## GOAL
Single out the lines of the material that contain "parameter" and copy them.

## DATA PROVIDED

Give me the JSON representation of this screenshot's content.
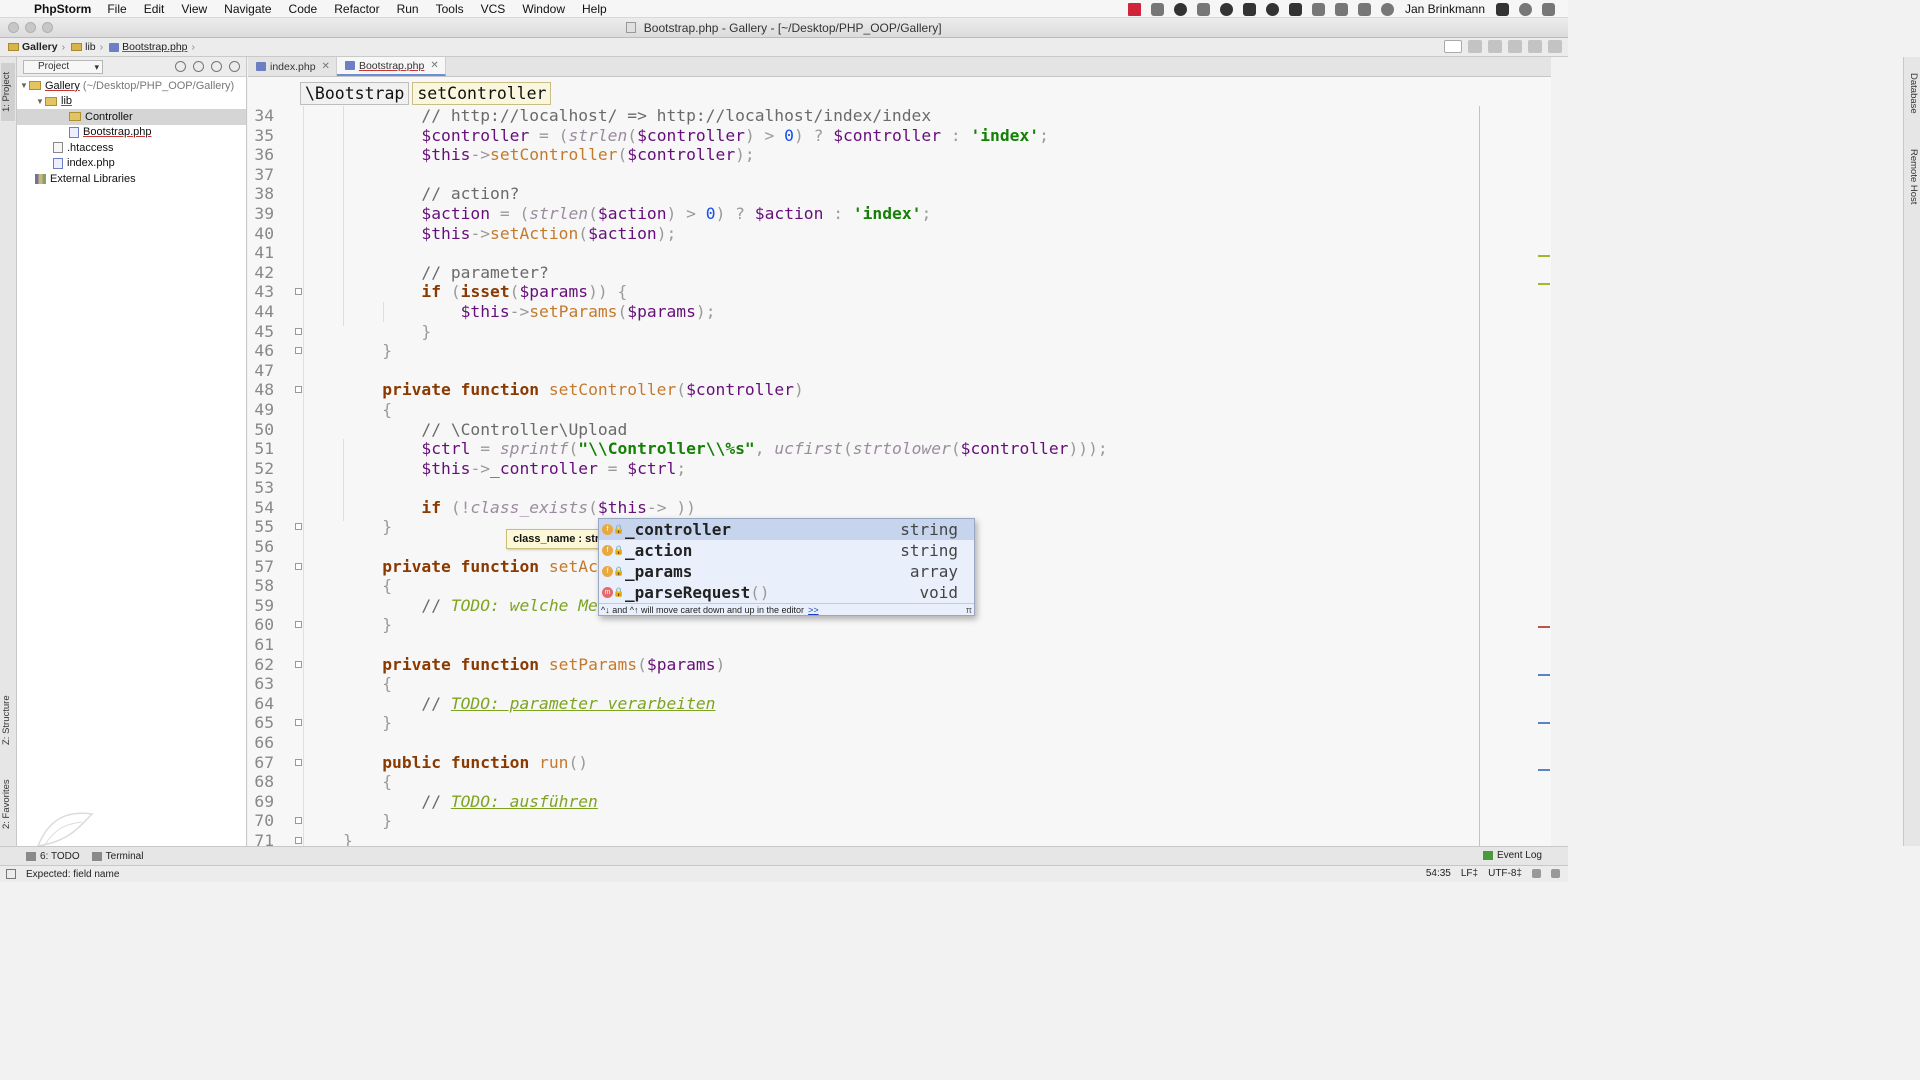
{
  "menubar": {
    "apple": "",
    "app_name": "PhpStorm",
    "items": [
      "File",
      "Edit",
      "View",
      "Navigate",
      "Code",
      "Refactor",
      "Run",
      "Tools",
      "VCS",
      "Window",
      "Help"
    ],
    "user": "Jan Brinkmann"
  },
  "window": {
    "title": "Bootstrap.php - Gallery - [~/Desktop/PHP_OOP/Gallery]"
  },
  "navbar": {
    "crumbs": [
      "Gallery",
      "lib",
      "Bootstrap.php"
    ]
  },
  "left_stripe": {
    "project_tab": "1: Project",
    "structure_tab": "Z: Structure",
    "favorites_tab": "2: Favorites"
  },
  "right_stripe": {
    "database_tab": "Database",
    "remote_host_tab": "Remote Host"
  },
  "project_panel": {
    "view_label": "Project",
    "tree": {
      "root": "Gallery",
      "root_path": "(~/Desktop/PHP_OOP/Gallery)",
      "lib": "lib",
      "controller": "Controller",
      "bootstrap": "Bootstrap.php",
      "htaccess": ".htaccess",
      "index": "index.php",
      "external": "External Libraries"
    }
  },
  "editor_tabs": [
    {
      "label": "index.php",
      "active": false
    },
    {
      "label": "Bootstrap.php",
      "active": true
    }
  ],
  "editor": {
    "breadcrumb": [
      "\\Bootstrap",
      "setController"
    ],
    "param_hint": "class_name : str",
    "lines": [
      {
        "n": "34",
        "segs": [
          [
            "cm",
            "        // http://localhost/ => http://localhost/index/index"
          ]
        ]
      },
      {
        "n": "35",
        "segs": [
          [
            "var",
            "        $controller"
          ],
          [
            "pn",
            " = ("
          ],
          [
            "bfn",
            "strlen"
          ],
          [
            "pn",
            "("
          ],
          [
            "var",
            "$controller"
          ],
          [
            "pn",
            ") > "
          ],
          [
            "num",
            "0"
          ],
          [
            "pn",
            ") ? "
          ],
          [
            "var",
            "$controller"
          ],
          [
            "pn",
            " : "
          ],
          [
            "str",
            "'index'"
          ],
          [
            "pn",
            ";"
          ]
        ]
      },
      {
        "n": "36",
        "segs": [
          [
            "var",
            "        $this"
          ],
          [
            "pn",
            "->"
          ],
          [
            "fn",
            "setController"
          ],
          [
            "pn",
            "("
          ],
          [
            "var",
            "$controller"
          ],
          [
            "pn",
            ");"
          ]
        ]
      },
      {
        "n": "37",
        "segs": []
      },
      {
        "n": "38",
        "segs": [
          [
            "cm",
            "        // action?"
          ]
        ]
      },
      {
        "n": "39",
        "segs": [
          [
            "var",
            "        $action"
          ],
          [
            "pn",
            " = ("
          ],
          [
            "bfn",
            "strlen"
          ],
          [
            "pn",
            "("
          ],
          [
            "var",
            "$action"
          ],
          [
            "pn",
            ") > "
          ],
          [
            "num",
            "0"
          ],
          [
            "pn",
            ") ? "
          ],
          [
            "var",
            "$action"
          ],
          [
            "pn",
            " : "
          ],
          [
            "str",
            "'index'"
          ],
          [
            "pn",
            ";"
          ]
        ]
      },
      {
        "n": "40",
        "segs": [
          [
            "var",
            "        $this"
          ],
          [
            "pn",
            "->"
          ],
          [
            "fn",
            "setAction"
          ],
          [
            "pn",
            "("
          ],
          [
            "var",
            "$action"
          ],
          [
            "pn",
            ");"
          ]
        ]
      },
      {
        "n": "41",
        "segs": []
      },
      {
        "n": "42",
        "segs": [
          [
            "cm",
            "        // parameter?"
          ]
        ]
      },
      {
        "n": "43",
        "segs": [
          [
            "kw",
            "        if"
          ],
          [
            "pn",
            " ("
          ],
          [
            "kw",
            "isset"
          ],
          [
            "pn",
            "("
          ],
          [
            "var",
            "$params"
          ],
          [
            "pn",
            ")) {"
          ]
        ]
      },
      {
        "n": "44",
        "segs": [
          [
            "var",
            "            $this"
          ],
          [
            "pn",
            "->"
          ],
          [
            "fn",
            "setParams"
          ],
          [
            "pn",
            "("
          ],
          [
            "var",
            "$params"
          ],
          [
            "pn",
            ");"
          ]
        ]
      },
      {
        "n": "45",
        "segs": [
          [
            "pn",
            "        }"
          ]
        ]
      },
      {
        "n": "46",
        "segs": [
          [
            "pn",
            "    }"
          ]
        ]
      },
      {
        "n": "47",
        "segs": []
      },
      {
        "n": "48",
        "segs": [
          [
            "kw",
            "    private function "
          ],
          [
            "fn",
            "setController"
          ],
          [
            "pn",
            "("
          ],
          [
            "var",
            "$controller"
          ],
          [
            "pn",
            ")"
          ]
        ]
      },
      {
        "n": "49",
        "segs": [
          [
            "pn",
            "    {"
          ]
        ]
      },
      {
        "n": "50",
        "segs": [
          [
            "cm",
            "        // \\Controller\\Upload"
          ]
        ]
      },
      {
        "n": "51",
        "segs": [
          [
            "var",
            "        $ctrl"
          ],
          [
            "pn",
            " = "
          ],
          [
            "bfn",
            "sprintf"
          ],
          [
            "pn",
            "("
          ],
          [
            "str",
            "\"\\\\Controller\\\\%s\""
          ],
          [
            "pn",
            ", "
          ],
          [
            "bfn",
            "ucfirst"
          ],
          [
            "pn",
            "("
          ],
          [
            "bfn",
            "strtolower"
          ],
          [
            "pn",
            "("
          ],
          [
            "var",
            "$controller"
          ],
          [
            "pn",
            ")));"
          ]
        ]
      },
      {
        "n": "52",
        "segs": [
          [
            "var",
            "        $this"
          ],
          [
            "pn",
            "->"
          ],
          [
            "var",
            "_controller"
          ],
          [
            "pn",
            " = "
          ],
          [
            "var",
            "$ctrl"
          ],
          [
            "pn",
            ";"
          ]
        ]
      },
      {
        "n": "53",
        "segs": []
      },
      {
        "n": "54",
        "segs": [
          [
            "kw",
            "        if"
          ],
          [
            "pn",
            " (!"
          ],
          [
            "bfn",
            "class_exists"
          ],
          [
            "pn",
            "("
          ],
          [
            "var",
            "$this"
          ],
          [
            "pn",
            "-> ))"
          ]
        ]
      },
      {
        "n": "55",
        "segs": [
          [
            "pn",
            "    }"
          ]
        ]
      },
      {
        "n": "56",
        "segs": []
      },
      {
        "n": "57",
        "segs": [
          [
            "kw",
            "    private function "
          ],
          [
            "fn",
            "setAction"
          ]
        ]
      },
      {
        "n": "58",
        "segs": [
          [
            "pn",
            "    {"
          ]
        ]
      },
      {
        "n": "59",
        "segs": [
          [
            "cm",
            "        // "
          ],
          [
            "todo",
            "TODO: welche Method"
          ]
        ]
      },
      {
        "n": "60",
        "segs": [
          [
            "pn",
            "    }"
          ]
        ]
      },
      {
        "n": "61",
        "segs": []
      },
      {
        "n": "62",
        "segs": [
          [
            "kw",
            "    private function "
          ],
          [
            "fn",
            "setParams"
          ],
          [
            "pn",
            "("
          ],
          [
            "var",
            "$params"
          ],
          [
            "pn",
            ")"
          ]
        ]
      },
      {
        "n": "63",
        "segs": [
          [
            "pn",
            "    {"
          ]
        ]
      },
      {
        "n": "64",
        "segs": [
          [
            "cm",
            "        // "
          ],
          [
            "todo",
            "TODO: parameter verarbeiten"
          ]
        ]
      },
      {
        "n": "65",
        "segs": [
          [
            "pn",
            "    }"
          ]
        ]
      },
      {
        "n": "66",
        "segs": []
      },
      {
        "n": "67",
        "segs": [
          [
            "kw",
            "    public function "
          ],
          [
            "fn",
            "run"
          ],
          [
            "pn",
            "()"
          ]
        ]
      },
      {
        "n": "68",
        "segs": [
          [
            "pn",
            "    {"
          ]
        ]
      },
      {
        "n": "69",
        "segs": [
          [
            "cm",
            "        // "
          ],
          [
            "todo",
            "TODO: ausführen"
          ]
        ]
      },
      {
        "n": "70",
        "segs": [
          [
            "pn",
            "    }"
          ]
        ]
      },
      {
        "n": "71",
        "segs": [
          [
            "pn",
            "}"
          ]
        ]
      }
    ]
  },
  "completion": {
    "items": [
      {
        "name": "_controller",
        "type": "string",
        "kind": "field",
        "selected": true
      },
      {
        "name": "_action",
        "type": "string",
        "kind": "field",
        "selected": false
      },
      {
        "name": "_params",
        "type": "array",
        "kind": "field",
        "selected": false
      },
      {
        "name": "_parseRequest",
        "suffix": "()",
        "type": "void",
        "kind": "method",
        "selected": false
      }
    ],
    "footer": "^↓ and ^↑ will move caret down and up in the editor",
    "footer_link": ">>",
    "footer_pi": "π"
  },
  "bottom_tools": {
    "todo": "6: TODO",
    "terminal": "Terminal",
    "event_log": "Event Log"
  },
  "statusbar": {
    "message": "Expected: field name",
    "position": "54:35",
    "line_sep": "LF‡",
    "encoding": "UTF-8‡"
  },
  "colors": {
    "editor_bg": "#f7f7f7",
    "selection": "#c6d4ee",
    "todo": "#7ea321",
    "keyword": "#8a3900"
  }
}
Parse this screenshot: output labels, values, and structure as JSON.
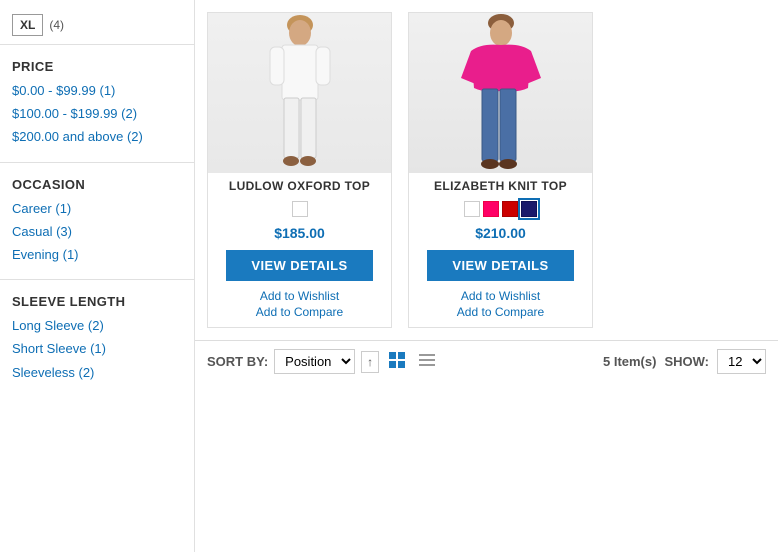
{
  "sidebar": {
    "sizes": [
      {
        "label": "XL",
        "count": "(4)"
      }
    ],
    "price_section": {
      "title": "PRICE",
      "items": [
        {
          "label": "$0.00 - $99.99",
          "count": "(1)"
        },
        {
          "label": "$100.00 - $199.99",
          "count": "(2)"
        },
        {
          "label": "$200.00 and above",
          "count": "(2)"
        }
      ]
    },
    "occasion_section": {
      "title": "OCCASION",
      "items": [
        {
          "label": "Career",
          "count": "(1)"
        },
        {
          "label": "Casual",
          "count": "(3)"
        },
        {
          "label": "Evening",
          "count": "(1)"
        }
      ]
    },
    "sleeve_section": {
      "title": "SLEEVE LENGTH",
      "items": [
        {
          "label": "Long Sleeve",
          "count": "(2)"
        },
        {
          "label": "Short Sleeve",
          "count": "(1)"
        },
        {
          "label": "Sleeveless",
          "count": "(2)"
        }
      ]
    }
  },
  "products": [
    {
      "name": "LUDLOW OXFORD TOP",
      "price": "$185.00",
      "swatches": [
        "white"
      ],
      "view_details_label": "VIEW DETAILS",
      "wishlist_label": "Add to Wishlist",
      "compare_label": "Add to Compare"
    },
    {
      "name": "ELIZABETH KNIT TOP",
      "price": "$210.00",
      "swatches": [
        "white",
        "pink",
        "red",
        "navy"
      ],
      "view_details_label": "VIEW DETAILS",
      "wishlist_label": "Add to Wishlist",
      "compare_label": "Add to Compare"
    }
  ],
  "sort_bar": {
    "sort_label": "SORT BY:",
    "sort_option": "Position",
    "items_count": "5",
    "items_label": "Item(s)",
    "show_label": "SHOW:",
    "show_value": "12"
  }
}
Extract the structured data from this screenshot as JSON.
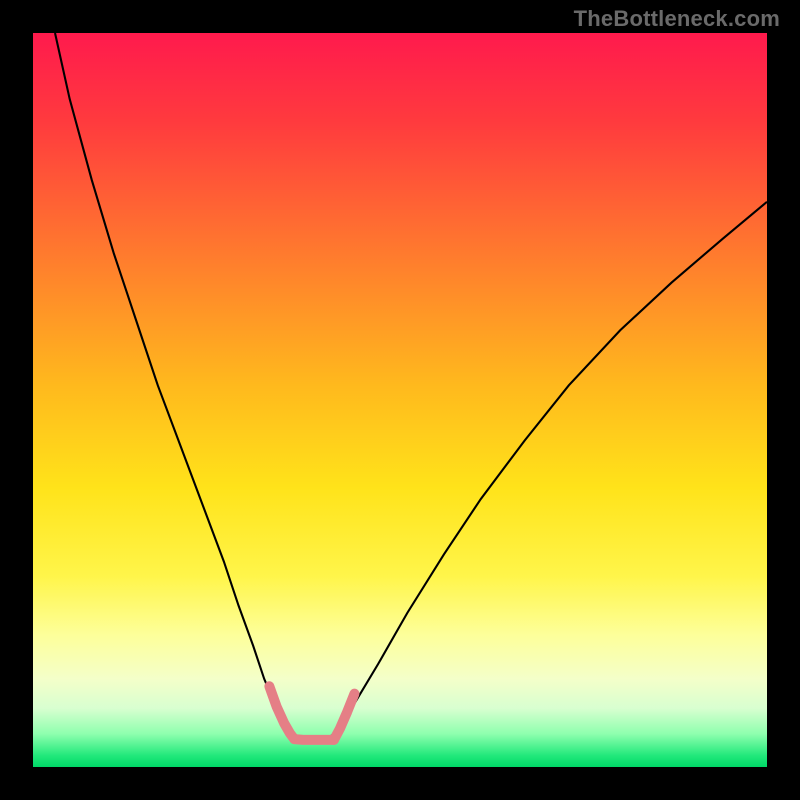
{
  "watermark": {
    "text": "TheBottleneck.com"
  },
  "chart_data": {
    "type": "line",
    "title": "",
    "xlabel": "",
    "ylabel": "",
    "xlim": [
      0,
      100
    ],
    "ylim": [
      0,
      100
    ],
    "grid": false,
    "legend": false,
    "gradient_stops": [
      {
        "pos": 0.0,
        "color": "#ff1a4d"
      },
      {
        "pos": 0.12,
        "color": "#ff3a3e"
      },
      {
        "pos": 0.3,
        "color": "#ff7a2e"
      },
      {
        "pos": 0.48,
        "color": "#ffb91d"
      },
      {
        "pos": 0.62,
        "color": "#ffe31a"
      },
      {
        "pos": 0.74,
        "color": "#fff54a"
      },
      {
        "pos": 0.82,
        "color": "#fdff9a"
      },
      {
        "pos": 0.88,
        "color": "#f4ffc9"
      },
      {
        "pos": 0.92,
        "color": "#d8ffd0"
      },
      {
        "pos": 0.955,
        "color": "#8effae"
      },
      {
        "pos": 0.985,
        "color": "#20e87a"
      },
      {
        "pos": 1.0,
        "color": "#00d867"
      }
    ],
    "series": [
      {
        "name": "left-branch",
        "stroke": "#000000",
        "stroke_width": 2.1,
        "x": [
          3,
          5,
          8,
          11,
          14,
          17,
          20,
          23,
          26,
          28,
          30,
          31.5,
          33,
          34,
          34.8,
          35.4
        ],
        "y": [
          100,
          91,
          80,
          70,
          61,
          52,
          44,
          36,
          28,
          22,
          16.5,
          12,
          8.5,
          6,
          4.4,
          3.7
        ]
      },
      {
        "name": "right-branch",
        "stroke": "#000000",
        "stroke_width": 2.1,
        "x": [
          40,
          41.5,
          44,
          47,
          51,
          56,
          61,
          67,
          73,
          80,
          87,
          94,
          100
        ],
        "y": [
          3.7,
          5,
          9,
          14,
          21,
          29,
          36.5,
          44.5,
          52,
          59.5,
          66,
          72,
          77
        ]
      },
      {
        "name": "handle-left",
        "stroke": "#e57f86",
        "stroke_width": 10,
        "linecap": "round",
        "x": [
          32.2,
          33.2,
          34.2,
          35.0,
          35.6
        ],
        "y": [
          11.0,
          8.2,
          6.0,
          4.6,
          3.8
        ]
      },
      {
        "name": "handle-bottom",
        "stroke": "#e57f86",
        "stroke_width": 10,
        "linecap": "round",
        "x": [
          35.6,
          36.8,
          38.2,
          39.6,
          41.0
        ],
        "y": [
          3.8,
          3.7,
          3.7,
          3.7,
          3.7
        ]
      },
      {
        "name": "handle-right",
        "stroke": "#e57f86",
        "stroke_width": 10,
        "linecap": "round",
        "x": [
          41.0,
          41.8,
          42.8,
          43.8
        ],
        "y": [
          3.7,
          5.2,
          7.5,
          10.0
        ]
      }
    ]
  }
}
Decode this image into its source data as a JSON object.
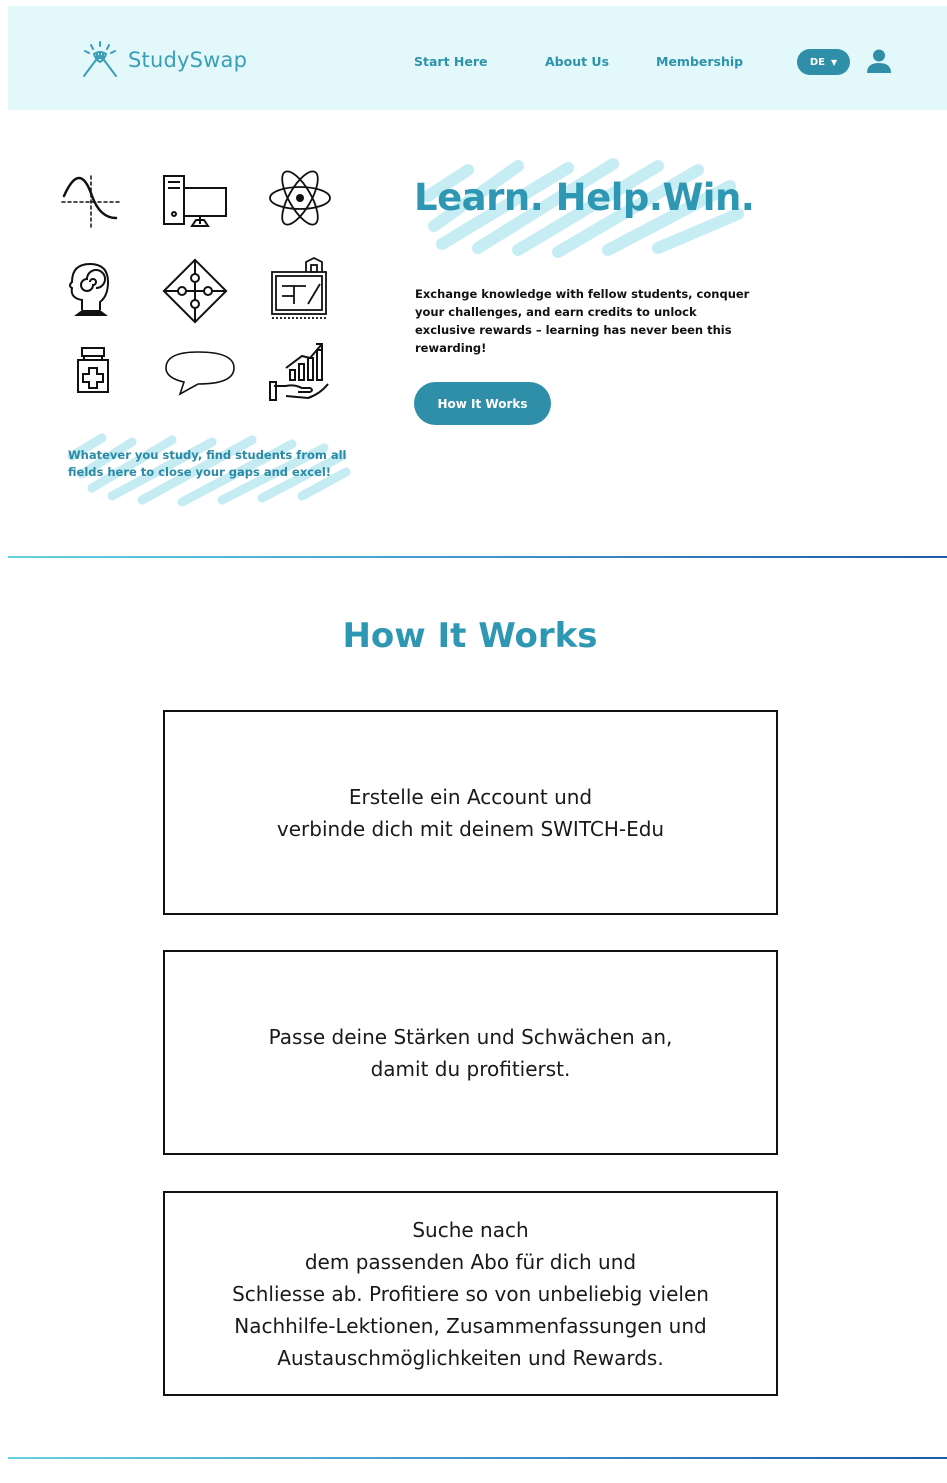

## TASK SOLUTION
            "        // parameter?"
            "TODO: parameter verarbeiten"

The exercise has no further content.